**Consignes de l'exercice**
Recopiez fidèlement le passage de la fiche sur la parodie Hector, ou le Valet de carreau, en commençant à "Hector, ou le Valet de carreau, jeu" et en terminant à "25 février 1809.".

**Texte source**
──────────
Hector, ou le Valet de carreau

Hector, ou le Valet de carreau, parodie-vaudeville en cinq actes de la tragédie de Luce de Lancival, Hector, de Marc-Antoine Désaugiers, Rougemont et Gentil, 25 février 1809

Théâtre du Vaudeville.

Titre :

Hector, ou le Valet de carreau

Genre

parodie-vaudeville

Nombre d'actes :

5

Vers / prose

en prose, avec des couplets en vers

Musique :

vaudevilles

Date de création :

25 février 1809

Théâtre :

Théâtre du Vaudeville

Auteur(s) des paroles :

Désaugiers, de Rougemont et Gentil

Sur la page de titre de la brochure, à Paris, chez Mad. Masson, 1809 :

Hector, ou le Valet de carreau, jeu de cartes en cinq parties, Par MM. Désaugiers, de Rougemont et Gentil, Représenté pour la première fois sur le théâtre du Vaudeville, le samedi 25 février 1809.
──────────
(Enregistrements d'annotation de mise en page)
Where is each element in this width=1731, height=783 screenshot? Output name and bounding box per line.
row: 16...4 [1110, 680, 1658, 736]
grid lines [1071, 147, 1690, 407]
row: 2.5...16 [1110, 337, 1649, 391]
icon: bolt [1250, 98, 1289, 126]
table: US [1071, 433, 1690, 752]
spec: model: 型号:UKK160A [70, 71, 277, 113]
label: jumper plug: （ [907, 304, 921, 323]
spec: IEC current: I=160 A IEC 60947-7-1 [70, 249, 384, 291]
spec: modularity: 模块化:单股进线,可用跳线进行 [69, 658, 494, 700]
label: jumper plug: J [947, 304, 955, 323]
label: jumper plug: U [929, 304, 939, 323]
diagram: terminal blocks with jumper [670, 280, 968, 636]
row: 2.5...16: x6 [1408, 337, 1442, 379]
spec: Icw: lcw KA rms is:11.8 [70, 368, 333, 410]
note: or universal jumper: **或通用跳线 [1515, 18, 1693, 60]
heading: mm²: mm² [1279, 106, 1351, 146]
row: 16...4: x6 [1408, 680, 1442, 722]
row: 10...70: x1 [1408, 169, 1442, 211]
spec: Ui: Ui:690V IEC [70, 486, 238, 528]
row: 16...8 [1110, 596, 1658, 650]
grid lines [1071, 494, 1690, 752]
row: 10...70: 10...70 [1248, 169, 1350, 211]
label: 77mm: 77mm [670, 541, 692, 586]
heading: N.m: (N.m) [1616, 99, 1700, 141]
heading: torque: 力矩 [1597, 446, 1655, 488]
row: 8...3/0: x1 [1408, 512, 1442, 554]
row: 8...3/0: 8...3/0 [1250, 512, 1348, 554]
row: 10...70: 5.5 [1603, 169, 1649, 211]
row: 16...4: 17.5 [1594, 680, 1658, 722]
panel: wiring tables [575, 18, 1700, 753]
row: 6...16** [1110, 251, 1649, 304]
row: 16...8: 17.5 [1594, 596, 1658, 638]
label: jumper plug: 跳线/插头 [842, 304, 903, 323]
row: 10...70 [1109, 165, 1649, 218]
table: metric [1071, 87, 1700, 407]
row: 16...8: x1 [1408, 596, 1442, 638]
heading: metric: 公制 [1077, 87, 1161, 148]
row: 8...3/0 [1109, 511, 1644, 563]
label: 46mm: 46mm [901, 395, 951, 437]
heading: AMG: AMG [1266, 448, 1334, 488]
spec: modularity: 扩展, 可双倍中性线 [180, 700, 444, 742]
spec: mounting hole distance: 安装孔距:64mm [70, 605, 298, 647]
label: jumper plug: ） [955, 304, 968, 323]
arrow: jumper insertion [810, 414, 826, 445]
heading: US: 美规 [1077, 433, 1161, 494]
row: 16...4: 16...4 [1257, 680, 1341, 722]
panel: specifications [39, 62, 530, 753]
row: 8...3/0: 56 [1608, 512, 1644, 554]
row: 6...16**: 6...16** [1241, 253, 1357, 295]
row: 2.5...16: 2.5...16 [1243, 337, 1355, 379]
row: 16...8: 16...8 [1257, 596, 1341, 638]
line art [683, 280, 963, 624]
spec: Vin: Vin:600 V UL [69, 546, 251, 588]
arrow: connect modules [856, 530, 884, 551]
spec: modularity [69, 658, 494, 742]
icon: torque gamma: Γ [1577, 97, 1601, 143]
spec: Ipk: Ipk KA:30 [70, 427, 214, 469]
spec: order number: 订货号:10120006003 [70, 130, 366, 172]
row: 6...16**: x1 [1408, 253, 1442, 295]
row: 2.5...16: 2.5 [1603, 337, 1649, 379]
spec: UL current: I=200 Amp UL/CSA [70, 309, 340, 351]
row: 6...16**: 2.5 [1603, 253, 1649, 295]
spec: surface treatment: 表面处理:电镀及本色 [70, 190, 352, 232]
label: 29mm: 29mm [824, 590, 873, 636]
──────────
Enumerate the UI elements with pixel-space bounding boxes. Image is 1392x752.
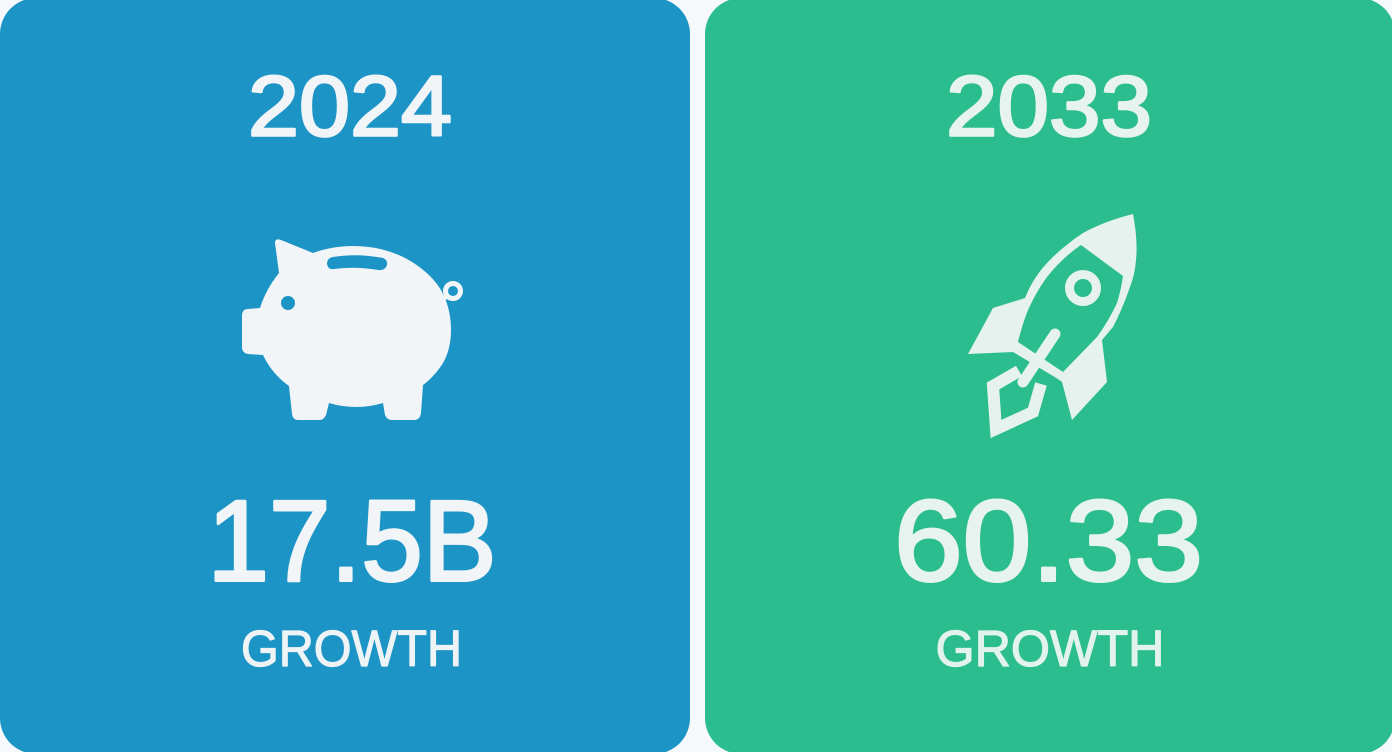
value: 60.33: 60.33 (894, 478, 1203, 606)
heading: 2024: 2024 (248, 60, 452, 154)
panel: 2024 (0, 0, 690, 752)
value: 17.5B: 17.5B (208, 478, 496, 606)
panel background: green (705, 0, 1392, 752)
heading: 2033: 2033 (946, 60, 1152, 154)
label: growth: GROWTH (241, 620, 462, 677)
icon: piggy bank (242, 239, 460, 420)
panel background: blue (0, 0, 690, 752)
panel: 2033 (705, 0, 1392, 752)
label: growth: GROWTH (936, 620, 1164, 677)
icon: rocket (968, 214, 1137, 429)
──────────
**Corrigé détaillé**
Hector, ou le Valet de carreau, jeu de cartes en cinq parties, Par MM. Désaugiers, de Rougemont et Gentil, Représenté pour la première fois sur le théâtre du Vaudeville, le samedi 25 février 1809.